▶ [TAREAS PENDIENTES]:
A. Traduzca al inglés esta oración del relato: «La tarde estaba templada y discretamente soleada.»
B. Extraiga literalmente del relato todo lo que va desde «Al llegar a» hasta «con anilina azul.».

▶ [SECCIÓN DEL DOCUMENTO]:
====
Una vez en el cruce de las avenidas Insurgentes y Baja California, a la altura del cine de Las Américas, decidí irme caminando. La tarde estaba templada y discretamente soleada. Me eché el costal de marino que llevaba al hombro e inicié la marcha. 

Estaba contento y conservaba intacta la sensación de aquella buena vibra en la que viví por varios días. Tenía mil cosas que contar y mil más qué saborear por mucho tiempo.

Crucé la calle de Campeche y a media cuadra –frente a una tienda de vestidos de novia– me encontré con una familia resplandeciente y nívea que andaba de paseo. El papá, al verme venir, tomó a uno de los niños de la mano e indicó a su esposa hacer lo mismo con la niña. Todos se pegaron a la pared y la sonrisa desapareció de los rostros de ambos padres. Los niños querían seguir con su juego, pero el papá y la mamá no les hicieron caso y los sujetaron bien mientras yo pasaba. 

Al llegar a los escaparates de la tienda Woolworth me pude ver de cuerpo entero: una gorra con muchos adornos me cubría la cabeza; el pelo lo traía un poco largo y sin peinar, unos lentes de espejo me tapaban los ojos; del cuello colgaba un yasqui que descansaba sobre una camiseta pintada con anilina azul.
====
▶ [SECCIÓN DE DATOS]:

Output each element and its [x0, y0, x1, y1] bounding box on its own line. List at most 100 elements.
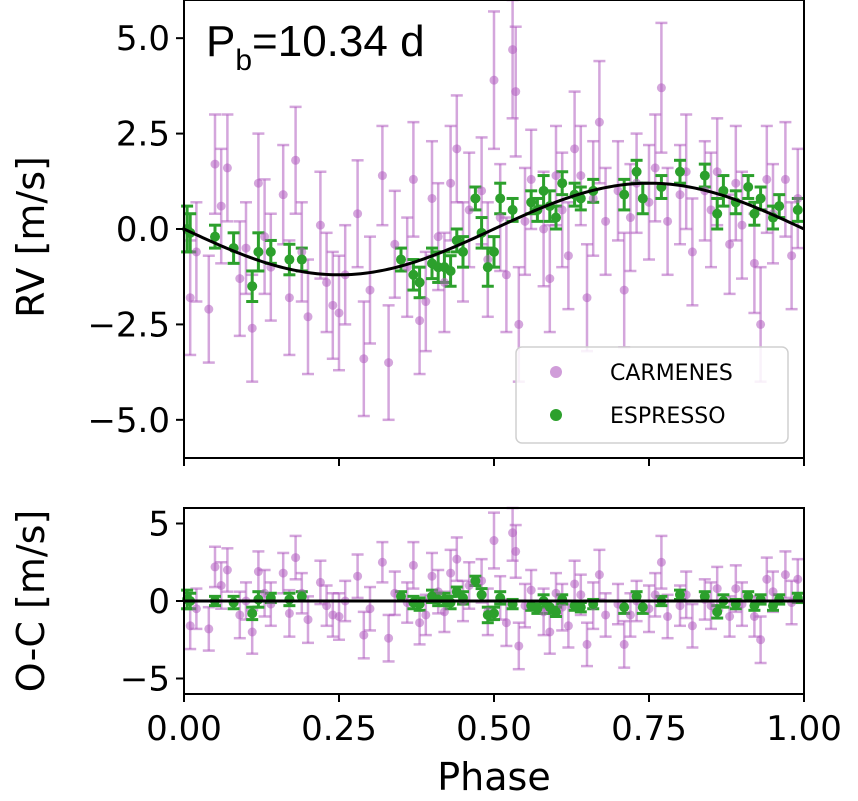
====
▶ [RESULTADOS DEL EJERCICIO]:
A. The afternoon was mild and modestly sunny.

B.
Al llegar a los escaparates de la tienda Woolworth me pude ver de cuerpo entero: una gorra con muchos adornos me cubría la cabeza; el pelo lo traía un poco largo y sin peinar, unos lentes de espejo me tapaban los ojos; del cuello colgaba un yasqui que descansaba sobre una camiseta pintada con anilina azul.